Data listing:
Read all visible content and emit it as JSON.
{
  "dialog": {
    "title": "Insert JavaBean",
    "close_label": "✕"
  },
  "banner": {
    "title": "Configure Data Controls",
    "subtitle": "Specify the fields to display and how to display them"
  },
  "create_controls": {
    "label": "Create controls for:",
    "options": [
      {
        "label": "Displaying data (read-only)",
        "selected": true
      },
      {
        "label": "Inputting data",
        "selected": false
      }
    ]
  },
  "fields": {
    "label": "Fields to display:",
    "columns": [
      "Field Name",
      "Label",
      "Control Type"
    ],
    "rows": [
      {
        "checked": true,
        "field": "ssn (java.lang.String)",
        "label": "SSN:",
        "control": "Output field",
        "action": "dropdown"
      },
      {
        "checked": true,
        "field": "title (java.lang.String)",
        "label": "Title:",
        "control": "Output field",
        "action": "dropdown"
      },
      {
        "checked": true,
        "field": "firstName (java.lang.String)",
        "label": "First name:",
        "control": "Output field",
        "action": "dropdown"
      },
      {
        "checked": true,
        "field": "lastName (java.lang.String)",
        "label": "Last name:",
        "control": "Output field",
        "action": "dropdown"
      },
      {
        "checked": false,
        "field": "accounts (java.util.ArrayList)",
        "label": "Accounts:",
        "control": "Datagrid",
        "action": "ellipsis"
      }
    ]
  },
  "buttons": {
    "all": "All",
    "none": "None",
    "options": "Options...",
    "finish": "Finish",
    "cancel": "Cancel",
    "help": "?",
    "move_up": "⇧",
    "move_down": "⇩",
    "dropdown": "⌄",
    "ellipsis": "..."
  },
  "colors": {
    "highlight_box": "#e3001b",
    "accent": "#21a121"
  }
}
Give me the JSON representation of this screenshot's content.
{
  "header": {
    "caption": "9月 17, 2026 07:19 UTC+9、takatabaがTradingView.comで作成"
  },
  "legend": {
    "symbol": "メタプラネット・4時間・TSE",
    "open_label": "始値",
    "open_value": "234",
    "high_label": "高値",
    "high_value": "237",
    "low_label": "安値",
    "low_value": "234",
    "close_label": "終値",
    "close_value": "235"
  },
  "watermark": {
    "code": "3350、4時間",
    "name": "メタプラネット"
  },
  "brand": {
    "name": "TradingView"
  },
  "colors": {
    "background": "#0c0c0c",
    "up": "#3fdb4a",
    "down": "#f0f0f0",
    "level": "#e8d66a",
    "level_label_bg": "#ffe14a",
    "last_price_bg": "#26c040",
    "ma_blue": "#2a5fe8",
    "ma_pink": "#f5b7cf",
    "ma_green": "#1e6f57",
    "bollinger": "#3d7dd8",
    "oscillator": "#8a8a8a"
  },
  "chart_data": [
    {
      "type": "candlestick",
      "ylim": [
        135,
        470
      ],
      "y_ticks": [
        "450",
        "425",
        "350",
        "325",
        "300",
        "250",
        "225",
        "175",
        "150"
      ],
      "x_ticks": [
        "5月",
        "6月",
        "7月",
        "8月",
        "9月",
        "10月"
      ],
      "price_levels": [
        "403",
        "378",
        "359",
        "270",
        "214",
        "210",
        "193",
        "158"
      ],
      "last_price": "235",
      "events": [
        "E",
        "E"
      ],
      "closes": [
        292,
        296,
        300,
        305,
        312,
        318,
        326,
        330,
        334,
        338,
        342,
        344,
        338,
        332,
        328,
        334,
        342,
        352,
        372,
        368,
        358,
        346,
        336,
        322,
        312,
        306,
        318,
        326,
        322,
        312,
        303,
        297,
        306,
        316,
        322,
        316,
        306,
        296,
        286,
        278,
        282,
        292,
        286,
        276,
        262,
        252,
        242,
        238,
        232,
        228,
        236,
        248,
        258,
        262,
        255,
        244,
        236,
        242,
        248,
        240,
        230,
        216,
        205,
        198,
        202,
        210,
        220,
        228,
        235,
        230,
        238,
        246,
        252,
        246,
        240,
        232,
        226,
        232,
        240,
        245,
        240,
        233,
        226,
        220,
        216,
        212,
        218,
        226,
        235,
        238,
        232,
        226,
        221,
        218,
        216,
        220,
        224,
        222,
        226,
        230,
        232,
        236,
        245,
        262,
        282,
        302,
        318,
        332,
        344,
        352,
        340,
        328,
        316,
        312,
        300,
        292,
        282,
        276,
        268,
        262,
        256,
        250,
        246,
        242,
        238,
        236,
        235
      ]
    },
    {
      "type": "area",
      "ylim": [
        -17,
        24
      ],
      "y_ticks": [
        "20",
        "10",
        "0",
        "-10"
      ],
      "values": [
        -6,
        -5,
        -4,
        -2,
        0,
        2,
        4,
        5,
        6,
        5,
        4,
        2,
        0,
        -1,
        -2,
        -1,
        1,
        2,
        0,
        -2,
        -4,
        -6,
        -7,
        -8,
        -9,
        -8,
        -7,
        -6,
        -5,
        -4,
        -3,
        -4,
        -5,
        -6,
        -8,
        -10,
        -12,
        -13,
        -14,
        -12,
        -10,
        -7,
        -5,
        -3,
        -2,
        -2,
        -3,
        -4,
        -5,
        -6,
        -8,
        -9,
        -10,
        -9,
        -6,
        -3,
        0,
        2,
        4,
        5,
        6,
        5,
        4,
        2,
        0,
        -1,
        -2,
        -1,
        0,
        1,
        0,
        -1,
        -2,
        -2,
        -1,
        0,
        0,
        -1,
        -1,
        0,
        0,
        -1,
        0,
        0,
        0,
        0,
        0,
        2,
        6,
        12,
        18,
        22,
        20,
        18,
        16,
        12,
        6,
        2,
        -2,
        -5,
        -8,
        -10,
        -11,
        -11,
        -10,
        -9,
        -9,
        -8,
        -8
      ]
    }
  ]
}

**To be done**: Extract all lines as given.

**Correct result**:
Read all visible content and emit it as JSON.
{
  "dialog": {
    "title": "Insert JavaBean",
    "close_label": "✕"
  },
  "banner": {
    "title": "Configure Data Controls",
    "subtitle": "Specify the fields to display and how to display them"
  },
  "create_controls": {
    "label": "Create controls for:",
    "options": [
      {
        "label": "Displaying data (read-only)",
        "selected": true
      },
      {
        "label": "Inputting data",
        "selected": false
      }
    ]
  },
  "fields": {
    "label": "Fields to display:",
    "columns": [
      "Field Name",
      "Label",
      "Control Type"
    ],
    "rows": [
      {
        "checked": true,
        "field": "ssn (java.lang.String)",
        "label": "SSN:",
        "control": "Output field",
        "action": "dropdown"
      },
      {
        "checked": true,
        "field": "title (java.lang.String)",
        "label": "Title:",
        "control": "Output field",
        "action": "dropdown"
      },
      {
        "checked": true,
        "field": "firstName (java.lang.String)",
        "label": "First name:",
        "control": "Output field",
        "action": "dropdown"
      },
      {
        "checked": true,
        "field": "lastName (java.lang.String)",
        "label": "Last name:",
        "control": "Output field",
        "action": "dropdown"
      },
      {
        "checked": false,
        "field": "accounts (java.util.ArrayList)",
        "label": "Accounts:",
        "control": "Datagrid",
        "action": "ellipsis"
      }
    ]
  },
  "buttons": {
    "all": "All",
    "none": "None",
    "options": "Options...",
    "finish": "Finish",
    "cancel": "Cancel",
    "help": "?",
    "move_up": "⇧",
    "move_down": "⇩",
    "dropdown": "⌄",
    "ellipsis": "..."
  },
  "colors": {
    "highlight_box": "#e3001b",
    "accent": "#21a121"
  }
}
Give me the JSON representation of this screenshot's content.
{
  "header": {
    "caption": "9月 17, 2026 07:19 UTC+9、takatabaがTradingView.comで作成"
  },
  "legend": {
    "symbol": "メタプラネット・4時間・TSE",
    "open_label": "始値",
    "open_value": "234",
    "high_label": "高値",
    "high_value": "237",
    "low_label": "安値",
    "low_value": "234",
    "close_label": "終値",
    "close_value": "235"
  },
  "watermark": {
    "code": "3350、4時間",
    "name": "メタプラネット"
  },
  "brand": {
    "name": "TradingView"
  },
  "colors": {
    "background": "#0c0c0c",
    "up": "#3fdb4a",
    "down": "#f0f0f0",
    "level": "#e8d66a",
    "level_label_bg": "#ffe14a",
    "last_price_bg": "#26c040",
    "ma_blue": "#2a5fe8",
    "ma_pink": "#f5b7cf",
    "ma_green": "#1e6f57",
    "bollinger": "#3d7dd8",
    "oscillator": "#8a8a8a"
  },
  "chart_data": [
    {
      "type": "candlestick",
      "ylim": [
        135,
        470
      ],
      "y_ticks": [
        "450",
        "425",
        "350",
        "325",
        "300",
        "250",
        "225",
        "175",
        "150"
      ],
      "x_ticks": [
        "5月",
        "6月",
        "7月",
        "8月",
        "9月",
        "10月"
      ],
      "price_levels": [
        "403",
        "378",
        "359",
        "270",
        "214",
        "210",
        "193",
        "158"
      ],
      "last_price": "235",
      "events": [
        "E",
        "E"
      ],
      "closes": [
        292,
        296,
        300,
        305,
        312,
        318,
        326,
        330,
        334,
        338,
        342,
        344,
        338,
        332,
        328,
        334,
        342,
        352,
        372,
        368,
        358,
        346,
        336,
        322,
        312,
        306,
        318,
        326,
        322,
        312,
        303,
        297,
        306,
        316,
        322,
        316,
        306,
        296,
        286,
        278,
        282,
        292,
        286,
        276,
        262,
        252,
        242,
        238,
        232,
        228,
        236,
        248,
        258,
        262,
        255,
        244,
        236,
        242,
        248,
        240,
        230,
        216,
        205,
        198,
        202,
        210,
        220,
        228,
        235,
        230,
        238,
        246,
        252,
        246,
        240,
        232,
        226,
        232,
        240,
        245,
        240,
        233,
        226,
        220,
        216,
        212,
        218,
        226,
        235,
        238,
        232,
        226,
        221,
        218,
        216,
        220,
        224,
        222,
        226,
        230,
        232,
        236,
        245,
        262,
        282,
        302,
        318,
        332,
        344,
        352,
        340,
        328,
        316,
        312,
        300,
        292,
        282,
        276,
        268,
        262,
        256,
        250,
        246,
        242,
        238,
        236,
        235
      ]
    },
    {
      "type": "area",
      "ylim": [
        -17,
        24
      ],
      "y_ticks": [
        "20",
        "10",
        "0",
        "-10"
      ],
      "values": [
        -6,
        -5,
        -4,
        -2,
        0,
        2,
        4,
        5,
        6,
        5,
        4,
        2,
        0,
        -1,
        -2,
        -1,
        1,
        2,
        0,
        -2,
        -4,
        -6,
        -7,
        -8,
        -9,
        -8,
        -7,
        -6,
        -5,
        -4,
        -3,
        -4,
        -5,
        -6,
        -8,
        -10,
        -12,
        -13,
        -14,
        -12,
        -10,
        -7,
        -5,
        -3,
        -2,
        -2,
        -3,
        -4,
        -5,
        -6,
        -8,
        -9,
        -10,
        -9,
        -6,
        -3,
        0,
        2,
        4,
        5,
        6,
        5,
        4,
        2,
        0,
        -1,
        -2,
        -1,
        0,
        1,
        0,
        -1,
        -2,
        -2,
        -1,
        0,
        0,
        -1,
        -1,
        0,
        0,
        -1,
        0,
        0,
        0,
        0,
        0,
        2,
        6,
        12,
        18,
        22,
        20,
        18,
        16,
        12,
        6,
        2,
        -2,
        -5,
        -8,
        -10,
        -11,
        -11,
        -10,
        -9,
        -9,
        -8,
        -8
      ]
    }
  ]
}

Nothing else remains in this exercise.